[WHAT YOU NEED TO DO] Reproduce the entire listing word for word.

.....

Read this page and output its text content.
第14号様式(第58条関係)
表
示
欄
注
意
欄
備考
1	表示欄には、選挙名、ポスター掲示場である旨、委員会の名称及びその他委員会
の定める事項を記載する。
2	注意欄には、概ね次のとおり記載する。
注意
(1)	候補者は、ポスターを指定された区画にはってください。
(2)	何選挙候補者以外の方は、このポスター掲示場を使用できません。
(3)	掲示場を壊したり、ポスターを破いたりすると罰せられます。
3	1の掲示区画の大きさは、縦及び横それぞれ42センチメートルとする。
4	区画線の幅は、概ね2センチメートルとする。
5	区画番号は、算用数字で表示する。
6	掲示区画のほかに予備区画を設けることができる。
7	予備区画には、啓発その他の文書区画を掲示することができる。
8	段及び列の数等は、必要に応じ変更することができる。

.....

[EXPECTED OUTPUT]
Read this page and output its text content.
第14号様式(第58条関係)
表
示
欄
注
意
欄
備考
1	表示欄には、選挙名、ポスター掲示場である旨、委員会の名称及びその他委員会
の定める事項を記載する。
2	注意欄には、概ね次のとおり記載する。
注意
(1)	候補者は、ポスターを指定された区画にはってください。
(2)	何選挙候補者以外の方は、このポスター掲示場を使用できません。
(3)	掲示場を壊したり、ポスターを破いたりすると罰せられます。
3	1の掲示区画の大きさは、縦及び横それぞれ42センチメートルとする。
4	区画線の幅は、概ね2センチメートルとする。
5	区画番号は、算用数字で表示する。
6	掲示区画のほかに予備区画を設けることができる。
7	予備区画には、啓発その他の文書区画を掲示することができる。
8	段及び列の数等は、必要に応じ変更することができる。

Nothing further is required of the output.